---------- Records shown ----------

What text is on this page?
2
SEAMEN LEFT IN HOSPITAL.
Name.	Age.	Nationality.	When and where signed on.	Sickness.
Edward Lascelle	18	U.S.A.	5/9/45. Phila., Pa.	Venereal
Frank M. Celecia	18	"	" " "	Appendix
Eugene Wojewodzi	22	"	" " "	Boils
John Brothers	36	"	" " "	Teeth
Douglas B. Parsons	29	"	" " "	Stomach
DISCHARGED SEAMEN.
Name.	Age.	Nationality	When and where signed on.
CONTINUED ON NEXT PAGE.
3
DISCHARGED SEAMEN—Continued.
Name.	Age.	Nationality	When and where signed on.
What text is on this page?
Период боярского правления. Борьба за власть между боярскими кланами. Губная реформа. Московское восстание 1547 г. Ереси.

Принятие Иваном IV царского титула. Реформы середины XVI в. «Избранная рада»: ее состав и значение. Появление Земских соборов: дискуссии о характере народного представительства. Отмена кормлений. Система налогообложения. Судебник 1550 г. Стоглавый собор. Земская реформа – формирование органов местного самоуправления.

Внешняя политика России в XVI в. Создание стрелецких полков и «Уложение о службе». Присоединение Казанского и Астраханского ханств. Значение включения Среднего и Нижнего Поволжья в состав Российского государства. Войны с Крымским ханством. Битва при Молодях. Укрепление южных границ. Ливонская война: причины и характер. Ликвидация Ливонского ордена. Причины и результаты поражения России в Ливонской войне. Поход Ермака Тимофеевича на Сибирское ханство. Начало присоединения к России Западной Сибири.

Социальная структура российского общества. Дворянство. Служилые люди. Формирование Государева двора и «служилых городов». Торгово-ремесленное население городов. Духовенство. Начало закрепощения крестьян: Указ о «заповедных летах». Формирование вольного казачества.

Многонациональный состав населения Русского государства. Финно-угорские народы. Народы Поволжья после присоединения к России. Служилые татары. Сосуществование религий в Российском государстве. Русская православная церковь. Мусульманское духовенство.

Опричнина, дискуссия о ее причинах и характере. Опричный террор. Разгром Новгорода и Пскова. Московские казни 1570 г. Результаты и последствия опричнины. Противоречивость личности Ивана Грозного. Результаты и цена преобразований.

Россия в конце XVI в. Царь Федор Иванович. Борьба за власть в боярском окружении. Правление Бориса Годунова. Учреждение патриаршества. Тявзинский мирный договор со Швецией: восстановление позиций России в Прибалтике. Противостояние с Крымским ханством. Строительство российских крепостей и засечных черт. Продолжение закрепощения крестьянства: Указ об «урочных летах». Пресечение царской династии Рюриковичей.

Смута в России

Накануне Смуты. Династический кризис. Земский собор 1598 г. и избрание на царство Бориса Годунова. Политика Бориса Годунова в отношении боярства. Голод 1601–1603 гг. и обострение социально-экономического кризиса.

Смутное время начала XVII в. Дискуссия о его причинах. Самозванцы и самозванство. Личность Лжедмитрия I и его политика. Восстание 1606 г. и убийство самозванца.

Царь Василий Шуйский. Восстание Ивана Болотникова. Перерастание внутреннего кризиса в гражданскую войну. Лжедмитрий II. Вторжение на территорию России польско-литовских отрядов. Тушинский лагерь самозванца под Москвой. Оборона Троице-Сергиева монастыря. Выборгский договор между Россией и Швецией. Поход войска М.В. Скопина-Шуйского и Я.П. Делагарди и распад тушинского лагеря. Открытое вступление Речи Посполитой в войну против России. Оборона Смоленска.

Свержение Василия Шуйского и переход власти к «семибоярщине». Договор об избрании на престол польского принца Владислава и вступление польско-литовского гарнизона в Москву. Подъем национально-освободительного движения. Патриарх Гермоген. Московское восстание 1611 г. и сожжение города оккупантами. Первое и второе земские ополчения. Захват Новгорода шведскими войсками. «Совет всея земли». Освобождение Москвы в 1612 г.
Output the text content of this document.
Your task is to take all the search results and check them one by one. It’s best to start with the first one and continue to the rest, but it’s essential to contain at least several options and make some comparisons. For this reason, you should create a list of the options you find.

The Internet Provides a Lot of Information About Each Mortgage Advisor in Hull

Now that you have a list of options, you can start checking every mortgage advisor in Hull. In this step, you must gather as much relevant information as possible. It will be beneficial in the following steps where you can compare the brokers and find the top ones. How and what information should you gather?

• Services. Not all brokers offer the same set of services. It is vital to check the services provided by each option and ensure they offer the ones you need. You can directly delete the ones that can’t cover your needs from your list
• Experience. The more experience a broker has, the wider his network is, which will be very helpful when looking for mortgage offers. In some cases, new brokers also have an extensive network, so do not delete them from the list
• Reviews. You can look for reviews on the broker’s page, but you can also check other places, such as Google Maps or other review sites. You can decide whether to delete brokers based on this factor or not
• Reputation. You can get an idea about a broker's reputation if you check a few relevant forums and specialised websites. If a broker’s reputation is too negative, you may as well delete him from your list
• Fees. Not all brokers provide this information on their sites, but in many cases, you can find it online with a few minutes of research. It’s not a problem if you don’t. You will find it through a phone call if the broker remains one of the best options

----------

Exercise instructions: Look for lines containing the string "летах" and copy them all.

Answer below:
Социальная структура российского общества. Дворянство. Служилые люди. Формирование Государева двора и «служилых городов». Торгово-ремесленное население городов. Духовенство. Начало закрепощения крестьян: Указ о «заповедных летах». Формирование вольного казачества.
Россия в конце XVI в. Царь Федор Иванович. Борьба за власть в боярском окружении. Правление Бориса Годунова. Учреждение патриаршества. Тявзинский мирный договор со Швецией: восстановление позиций России в Прибалтике. Противостояние с Крымским ханством. Строительство российских крепостей и засечных черт. Продолжение закрепощения крестьянства: Указ об «урочных летах». Пресечение царской династии Рюриковичей.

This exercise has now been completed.